## [Given instruction]
Retype the records below word for word and omit any image.

## [Input for this task]

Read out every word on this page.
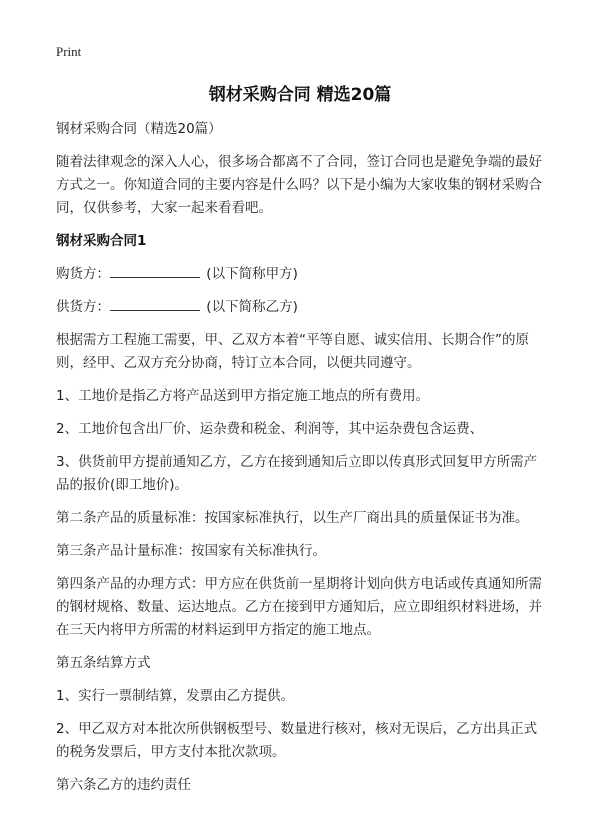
Print
钢材采购合同 精选20篇

钢材采购合同（精选20篇）

随着法律观念的深入人心，很多场合都离不了合同，签订合同也是避免争端的最好方式之一。你知道合同的主要内容是什么吗？以下是小编为大家收集的钢材采购合同，仅供参考，大家一起来看看吧。

钢材采购合同1

购货方：	(以下简称甲方)

供货方：	(以下简称乙方)

根据需方工程施工需要，甲、乙双方本着“平等自愿、诚实信用、长期合作”的原则，经甲、乙双方充分协商，特订立本合同，以便共同遵守。

1、工地价是指乙方将产品送到甲方指定施工地点的所有费用。

2、工地价包含出厂价、运杂费和税金、利润等，其中运杂费包含运费、

3、供货前甲方提前通知乙方，乙方在接到通知后立即以传真形式回复甲方所需产品的报价(即工地价)。

第二条产品的质量标准：按国家标准执行，以生产厂商出具的质量保证书为准。

第三条产品计量标准：按国家有关标准执行。

第四条产品的办理方式：甲方应在供货前一星期将计划向供方电话或传真通知所需的钢材规格、数量、运达地点。乙方在接到甲方通知后，应立即组织材料进场，并在三天内将甲方所需的材料运到甲方指定的施工地点。

第五条结算方式

1、实行一票制结算，发票由乙方提供。

2、甲乙双方对本批次所供钢板型号、数量进行核对，核对无误后，乙方出具正式的税务发票后，甲方支付本批次款项。

第六条乙方的违约责任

## [Written answer]
Read out every word on this page.
Print
钢材采购合同 精选20篇

钢材采购合同（精选20篇）

随着法律观念的深入人心，很多场合都离不了合同，签订合同也是避免争端的最好方式之一。你知道合同的主要内容是什么吗？以下是小编为大家收集的钢材采购合同，仅供参考，大家一起来看看吧。

钢材采购合同1

购货方：	(以下简称甲方)

供货方：	(以下简称乙方)

根据需方工程施工需要，甲、乙双方本着“平等自愿、诚实信用、长期合作”的原则，经甲、乙双方充分协商，特订立本合同，以便共同遵守。

1、工地价是指乙方将产品送到甲方指定施工地点的所有费用。

2、工地价包含出厂价、运杂费和税金、利润等，其中运杂费包含运费、

3、供货前甲方提前通知乙方，乙方在接到通知后立即以传真形式回复甲方所需产品的报价(即工地价)。

第二条产品的质量标准：按国家标准执行，以生产厂商出具的质量保证书为准。

第三条产品计量标准：按国家有关标准执行。

第四条产品的办理方式：甲方应在供货前一星期将计划向供方电话或传真通知所需的钢材规格、数量、运达地点。乙方在接到甲方通知后，应立即组织材料进场，并在三天内将甲方所需的材料运到甲方指定的施工地点。

第五条结算方式

1、实行一票制结算，发票由乙方提供。

2、甲乙双方对本批次所供钢板型号、数量进行核对，核对无误后，乙方出具正式的税务发票后，甲方支付本批次款项。

第六条乙方的违约责任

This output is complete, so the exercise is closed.